Opdracht: Geef elke regel uit de records terug waarin de tekenreeks "banner" voorkomt, waarbij het verschil tussen hoofdletters en kleine letters telt.

═════ Aangeleverd materiaal ═════

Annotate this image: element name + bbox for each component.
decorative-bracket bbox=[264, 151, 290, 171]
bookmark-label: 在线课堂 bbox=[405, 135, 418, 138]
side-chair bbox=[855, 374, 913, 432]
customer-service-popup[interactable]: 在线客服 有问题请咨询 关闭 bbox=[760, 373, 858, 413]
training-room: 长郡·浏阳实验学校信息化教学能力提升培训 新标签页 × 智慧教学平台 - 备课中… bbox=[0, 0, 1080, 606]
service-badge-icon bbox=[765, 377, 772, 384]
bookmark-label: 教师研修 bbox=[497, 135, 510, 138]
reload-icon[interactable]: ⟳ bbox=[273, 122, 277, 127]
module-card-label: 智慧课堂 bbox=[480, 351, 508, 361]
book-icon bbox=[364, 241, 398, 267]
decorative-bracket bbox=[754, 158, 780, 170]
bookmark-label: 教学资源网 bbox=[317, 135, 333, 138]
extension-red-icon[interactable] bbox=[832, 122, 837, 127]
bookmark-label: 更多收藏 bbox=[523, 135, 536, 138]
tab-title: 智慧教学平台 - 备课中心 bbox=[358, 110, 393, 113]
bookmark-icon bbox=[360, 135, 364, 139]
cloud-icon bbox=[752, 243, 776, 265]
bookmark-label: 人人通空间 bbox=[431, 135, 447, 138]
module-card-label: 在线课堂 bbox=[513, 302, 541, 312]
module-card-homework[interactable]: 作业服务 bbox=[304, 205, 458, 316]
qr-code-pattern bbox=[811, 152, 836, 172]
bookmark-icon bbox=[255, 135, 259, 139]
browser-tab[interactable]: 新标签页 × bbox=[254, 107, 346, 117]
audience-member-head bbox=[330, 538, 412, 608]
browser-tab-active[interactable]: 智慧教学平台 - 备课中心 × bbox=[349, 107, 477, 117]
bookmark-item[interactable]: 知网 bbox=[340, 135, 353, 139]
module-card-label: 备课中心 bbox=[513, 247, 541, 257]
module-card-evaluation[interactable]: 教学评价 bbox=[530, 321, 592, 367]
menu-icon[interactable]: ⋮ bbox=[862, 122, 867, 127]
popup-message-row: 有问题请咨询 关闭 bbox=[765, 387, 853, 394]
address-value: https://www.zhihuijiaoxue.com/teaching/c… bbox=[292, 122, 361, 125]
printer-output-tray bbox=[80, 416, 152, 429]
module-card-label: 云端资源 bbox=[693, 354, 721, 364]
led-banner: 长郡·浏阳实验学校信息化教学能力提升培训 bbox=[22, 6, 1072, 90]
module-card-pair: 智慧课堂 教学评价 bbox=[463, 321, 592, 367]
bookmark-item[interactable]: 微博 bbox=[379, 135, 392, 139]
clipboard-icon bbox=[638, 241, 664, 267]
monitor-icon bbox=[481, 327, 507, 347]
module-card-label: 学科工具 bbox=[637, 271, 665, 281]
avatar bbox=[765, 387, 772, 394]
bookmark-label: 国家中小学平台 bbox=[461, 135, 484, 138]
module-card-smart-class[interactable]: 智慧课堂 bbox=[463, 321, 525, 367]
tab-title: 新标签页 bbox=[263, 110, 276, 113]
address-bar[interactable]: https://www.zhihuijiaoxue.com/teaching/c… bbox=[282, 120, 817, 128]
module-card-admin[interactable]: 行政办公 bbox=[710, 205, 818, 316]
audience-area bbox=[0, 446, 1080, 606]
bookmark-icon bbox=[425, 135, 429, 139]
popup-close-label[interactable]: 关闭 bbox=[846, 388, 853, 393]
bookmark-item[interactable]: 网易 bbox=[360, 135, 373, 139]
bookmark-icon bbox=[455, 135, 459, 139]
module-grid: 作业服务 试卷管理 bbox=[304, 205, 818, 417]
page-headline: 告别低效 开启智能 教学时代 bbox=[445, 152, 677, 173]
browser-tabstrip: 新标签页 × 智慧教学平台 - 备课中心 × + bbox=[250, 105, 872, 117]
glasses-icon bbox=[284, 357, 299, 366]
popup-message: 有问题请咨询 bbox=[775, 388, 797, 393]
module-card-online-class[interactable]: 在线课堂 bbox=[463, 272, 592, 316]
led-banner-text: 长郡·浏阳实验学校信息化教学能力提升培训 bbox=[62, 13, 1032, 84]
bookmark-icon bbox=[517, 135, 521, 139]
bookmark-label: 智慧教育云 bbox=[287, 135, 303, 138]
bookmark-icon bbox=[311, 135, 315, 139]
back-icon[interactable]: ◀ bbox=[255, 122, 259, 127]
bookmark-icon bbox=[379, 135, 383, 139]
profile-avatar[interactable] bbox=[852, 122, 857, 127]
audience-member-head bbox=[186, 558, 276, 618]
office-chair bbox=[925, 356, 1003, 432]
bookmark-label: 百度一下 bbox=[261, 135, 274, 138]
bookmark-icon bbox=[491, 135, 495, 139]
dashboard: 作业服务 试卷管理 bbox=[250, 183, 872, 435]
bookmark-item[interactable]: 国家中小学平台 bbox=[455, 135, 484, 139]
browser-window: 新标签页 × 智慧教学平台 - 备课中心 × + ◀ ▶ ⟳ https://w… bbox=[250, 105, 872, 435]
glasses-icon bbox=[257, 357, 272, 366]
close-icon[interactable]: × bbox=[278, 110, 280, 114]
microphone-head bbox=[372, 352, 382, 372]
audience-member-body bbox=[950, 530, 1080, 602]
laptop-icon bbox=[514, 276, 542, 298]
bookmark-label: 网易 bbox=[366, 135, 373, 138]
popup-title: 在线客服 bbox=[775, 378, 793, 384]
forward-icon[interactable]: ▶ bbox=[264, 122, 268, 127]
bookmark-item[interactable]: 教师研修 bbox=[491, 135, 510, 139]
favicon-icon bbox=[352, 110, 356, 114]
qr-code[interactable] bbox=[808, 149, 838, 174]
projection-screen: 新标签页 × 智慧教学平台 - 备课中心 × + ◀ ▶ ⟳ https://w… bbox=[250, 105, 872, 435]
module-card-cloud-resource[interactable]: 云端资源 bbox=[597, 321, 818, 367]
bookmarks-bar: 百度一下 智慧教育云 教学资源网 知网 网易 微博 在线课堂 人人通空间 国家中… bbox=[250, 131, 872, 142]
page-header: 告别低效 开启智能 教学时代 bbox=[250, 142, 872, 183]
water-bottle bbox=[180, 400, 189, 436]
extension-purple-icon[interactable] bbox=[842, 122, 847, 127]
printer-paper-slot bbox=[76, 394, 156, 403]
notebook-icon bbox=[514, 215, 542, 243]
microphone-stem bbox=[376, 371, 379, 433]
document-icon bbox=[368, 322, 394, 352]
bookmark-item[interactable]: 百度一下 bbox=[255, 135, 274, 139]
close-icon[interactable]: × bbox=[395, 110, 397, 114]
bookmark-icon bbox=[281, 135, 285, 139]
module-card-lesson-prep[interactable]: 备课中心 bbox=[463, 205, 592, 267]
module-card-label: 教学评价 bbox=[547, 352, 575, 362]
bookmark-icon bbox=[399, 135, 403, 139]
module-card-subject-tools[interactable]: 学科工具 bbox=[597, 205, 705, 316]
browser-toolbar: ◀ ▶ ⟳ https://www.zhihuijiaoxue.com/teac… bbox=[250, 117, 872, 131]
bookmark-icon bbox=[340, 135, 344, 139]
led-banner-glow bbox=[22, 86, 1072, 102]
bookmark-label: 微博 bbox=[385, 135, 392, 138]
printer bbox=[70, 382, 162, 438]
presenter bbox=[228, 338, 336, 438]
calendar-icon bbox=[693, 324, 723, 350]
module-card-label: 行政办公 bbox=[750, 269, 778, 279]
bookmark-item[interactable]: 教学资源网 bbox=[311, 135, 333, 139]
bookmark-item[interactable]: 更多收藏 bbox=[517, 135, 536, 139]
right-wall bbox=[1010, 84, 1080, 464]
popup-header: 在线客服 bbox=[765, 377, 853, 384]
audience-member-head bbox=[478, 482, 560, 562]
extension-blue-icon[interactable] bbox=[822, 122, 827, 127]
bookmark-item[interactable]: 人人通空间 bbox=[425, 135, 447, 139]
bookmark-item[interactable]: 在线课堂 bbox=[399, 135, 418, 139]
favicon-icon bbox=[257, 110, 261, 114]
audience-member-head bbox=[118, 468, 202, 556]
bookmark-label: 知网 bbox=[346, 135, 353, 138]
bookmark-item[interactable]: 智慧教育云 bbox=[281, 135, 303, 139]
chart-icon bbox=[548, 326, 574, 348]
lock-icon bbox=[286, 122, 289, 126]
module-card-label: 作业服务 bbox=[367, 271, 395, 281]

═════

Resultaat:
led-banner: 长郡·浏阳实验学校信息化教学能力提升培训 bbox=[22, 6, 1072, 90]
led-banner-text: 长郡·浏阳实验学校信息化教学能力提升培训 bbox=[62, 13, 1032, 84]
led-banner-glow bbox=[22, 86, 1072, 102]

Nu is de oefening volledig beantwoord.